[start of Dataset excerpts]

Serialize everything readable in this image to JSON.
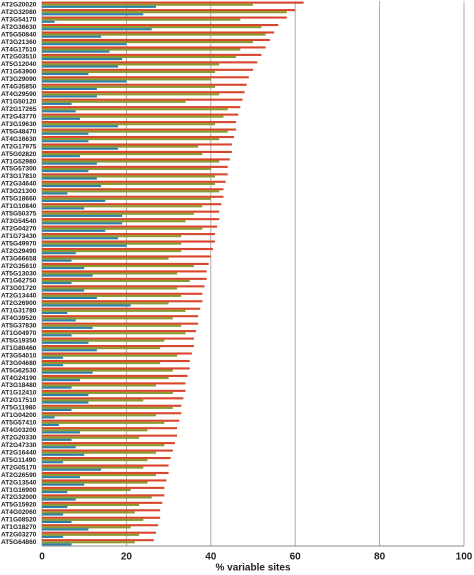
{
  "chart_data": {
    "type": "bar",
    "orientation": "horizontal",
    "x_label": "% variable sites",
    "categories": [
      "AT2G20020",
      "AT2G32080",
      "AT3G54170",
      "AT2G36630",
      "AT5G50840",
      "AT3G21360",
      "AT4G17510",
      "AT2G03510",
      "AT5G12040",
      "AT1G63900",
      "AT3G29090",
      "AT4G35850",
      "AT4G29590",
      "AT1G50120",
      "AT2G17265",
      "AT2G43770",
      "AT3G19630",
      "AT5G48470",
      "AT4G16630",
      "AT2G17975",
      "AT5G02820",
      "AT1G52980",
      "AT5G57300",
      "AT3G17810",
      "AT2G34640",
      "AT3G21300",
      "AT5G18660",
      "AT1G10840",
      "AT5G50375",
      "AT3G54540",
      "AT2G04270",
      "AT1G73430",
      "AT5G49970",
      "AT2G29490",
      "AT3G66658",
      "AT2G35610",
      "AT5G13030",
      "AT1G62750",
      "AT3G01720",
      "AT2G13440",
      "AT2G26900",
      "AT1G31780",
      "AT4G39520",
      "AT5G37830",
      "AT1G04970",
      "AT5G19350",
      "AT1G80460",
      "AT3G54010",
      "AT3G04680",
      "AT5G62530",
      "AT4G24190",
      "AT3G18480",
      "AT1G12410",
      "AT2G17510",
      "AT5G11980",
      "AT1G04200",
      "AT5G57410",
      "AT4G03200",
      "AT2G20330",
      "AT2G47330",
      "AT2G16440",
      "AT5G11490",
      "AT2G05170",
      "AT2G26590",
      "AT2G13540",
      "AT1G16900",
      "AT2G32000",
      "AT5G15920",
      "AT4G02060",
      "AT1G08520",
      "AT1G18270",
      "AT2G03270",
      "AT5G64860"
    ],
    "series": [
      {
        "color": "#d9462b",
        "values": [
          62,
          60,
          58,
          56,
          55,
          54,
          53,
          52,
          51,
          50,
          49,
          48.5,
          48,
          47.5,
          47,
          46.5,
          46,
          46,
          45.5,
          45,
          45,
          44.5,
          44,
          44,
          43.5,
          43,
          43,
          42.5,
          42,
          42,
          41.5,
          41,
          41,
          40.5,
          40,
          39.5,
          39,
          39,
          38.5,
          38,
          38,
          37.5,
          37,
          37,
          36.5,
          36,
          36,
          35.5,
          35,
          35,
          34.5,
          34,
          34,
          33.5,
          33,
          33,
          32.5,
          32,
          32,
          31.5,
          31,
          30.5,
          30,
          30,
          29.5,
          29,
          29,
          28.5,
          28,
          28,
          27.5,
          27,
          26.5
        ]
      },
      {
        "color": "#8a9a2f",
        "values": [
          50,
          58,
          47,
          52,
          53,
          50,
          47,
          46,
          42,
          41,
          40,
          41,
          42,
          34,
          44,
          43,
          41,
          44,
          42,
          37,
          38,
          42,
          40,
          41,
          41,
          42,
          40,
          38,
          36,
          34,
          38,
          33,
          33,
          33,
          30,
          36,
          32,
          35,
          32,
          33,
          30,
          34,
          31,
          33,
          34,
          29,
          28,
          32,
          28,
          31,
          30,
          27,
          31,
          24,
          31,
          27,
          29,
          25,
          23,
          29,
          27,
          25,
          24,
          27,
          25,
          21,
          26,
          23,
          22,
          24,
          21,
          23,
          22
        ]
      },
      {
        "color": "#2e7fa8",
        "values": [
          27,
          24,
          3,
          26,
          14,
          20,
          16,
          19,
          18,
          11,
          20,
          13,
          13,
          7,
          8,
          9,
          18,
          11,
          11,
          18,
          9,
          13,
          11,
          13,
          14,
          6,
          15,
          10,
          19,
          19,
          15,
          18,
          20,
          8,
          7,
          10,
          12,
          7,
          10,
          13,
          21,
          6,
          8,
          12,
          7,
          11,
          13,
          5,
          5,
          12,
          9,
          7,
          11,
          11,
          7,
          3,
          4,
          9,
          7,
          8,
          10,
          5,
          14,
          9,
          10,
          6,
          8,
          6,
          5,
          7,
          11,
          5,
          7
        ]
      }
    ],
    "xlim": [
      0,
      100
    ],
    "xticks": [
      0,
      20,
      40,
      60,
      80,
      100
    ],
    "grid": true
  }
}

[end of Dataset excerpts]

Directive: Copy the whole of the material above exactly, but not its images.

Exercise response:
Serialize everything readable in this image to JSON.
{
  "chart_data": {
    "type": "bar",
    "orientation": "horizontal",
    "x_label": "% variable sites",
    "categories": [
      "AT2G20020",
      "AT2G32080",
      "AT3G54170",
      "AT2G36630",
      "AT5G50840",
      "AT3G21360",
      "AT4G17510",
      "AT2G03510",
      "AT5G12040",
      "AT1G63900",
      "AT3G29090",
      "AT4G35850",
      "AT4G29590",
      "AT1G50120",
      "AT2G17265",
      "AT2G43770",
      "AT3G19630",
      "AT5G48470",
      "AT4G16630",
      "AT2G17975",
      "AT5G02820",
      "AT1G52980",
      "AT5G57300",
      "AT3G17810",
      "AT2G34640",
      "AT3G21300",
      "AT5G18660",
      "AT1G10840",
      "AT5G50375",
      "AT3G54540",
      "AT2G04270",
      "AT1G73430",
      "AT5G49970",
      "AT2G29490",
      "AT3G66658",
      "AT2G35610",
      "AT5G13030",
      "AT1G62750",
      "AT3G01720",
      "AT2G13440",
      "AT2G26900",
      "AT1G31780",
      "AT4G39520",
      "AT5G37830",
      "AT1G04970",
      "AT5G19350",
      "AT1G80460",
      "AT3G54010",
      "AT3G04680",
      "AT5G62530",
      "AT4G24190",
      "AT3G18480",
      "AT1G12410",
      "AT2G17510",
      "AT5G11980",
      "AT1G04200",
      "AT5G57410",
      "AT4G03200",
      "AT2G20330",
      "AT2G47330",
      "AT2G16440",
      "AT5G11490",
      "AT2G05170",
      "AT2G26590",
      "AT2G13540",
      "AT1G16900",
      "AT2G32000",
      "AT5G15920",
      "AT4G02060",
      "AT1G08520",
      "AT1G18270",
      "AT2G03270",
      "AT5G64860"
    ],
    "series": [
      {
        "color": "#d9462b",
        "values": [
          62,
          60,
          58,
          56,
          55,
          54,
          53,
          52,
          51,
          50,
          49,
          48.5,
          48,
          47.5,
          47,
          46.5,
          46,
          46,
          45.5,
          45,
          45,
          44.5,
          44,
          44,
          43.5,
          43,
          43,
          42.5,
          42,
          42,
          41.5,
          41,
          41,
          40.5,
          40,
          39.5,
          39,
          39,
          38.5,
          38,
          38,
          37.5,
          37,
          37,
          36.5,
          36,
          36,
          35.5,
          35,
          35,
          34.5,
          34,
          34,
          33.5,
          33,
          33,
          32.5,
          32,
          32,
          31.5,
          31,
          30.5,
          30,
          30,
          29.5,
          29,
          29,
          28.5,
          28,
          28,
          27.5,
          27,
          26.5
        ]
      },
      {
        "color": "#8a9a2f",
        "values": [
          50,
          58,
          47,
          52,
          53,
          50,
          47,
          46,
          42,
          41,
          40,
          41,
          42,
          34,
          44,
          43,
          41,
          44,
          42,
          37,
          38,
          42,
          40,
          41,
          41,
          42,
          40,
          38,
          36,
          34,
          38,
          33,
          33,
          33,
          30,
          36,
          32,
          35,
          32,
          33,
          30,
          34,
          31,
          33,
          34,
          29,
          28,
          32,
          28,
          31,
          30,
          27,
          31,
          24,
          31,
          27,
          29,
          25,
          23,
          29,
          27,
          25,
          24,
          27,
          25,
          21,
          26,
          23,
          22,
          24,
          21,
          23,
          22
        ]
      },
      {
        "color": "#2e7fa8",
        "values": [
          27,
          24,
          3,
          26,
          14,
          20,
          16,
          19,
          18,
          11,
          20,
          13,
          13,
          7,
          8,
          9,
          18,
          11,
          11,
          18,
          9,
          13,
          11,
          13,
          14,
          6,
          15,
          10,
          19,
          19,
          15,
          18,
          20,
          8,
          7,
          10,
          12,
          7,
          10,
          13,
          21,
          6,
          8,
          12,
          7,
          11,
          13,
          5,
          5,
          12,
          9,
          7,
          11,
          11,
          7,
          3,
          4,
          9,
          7,
          8,
          10,
          5,
          14,
          9,
          10,
          6,
          8,
          6,
          5,
          7,
          11,
          5,
          7
        ]
      }
    ],
    "xlim": [
      0,
      100
    ],
    "xticks": [
      0,
      20,
      40,
      60,
      80,
      100
    ],
    "grid": true
  }
}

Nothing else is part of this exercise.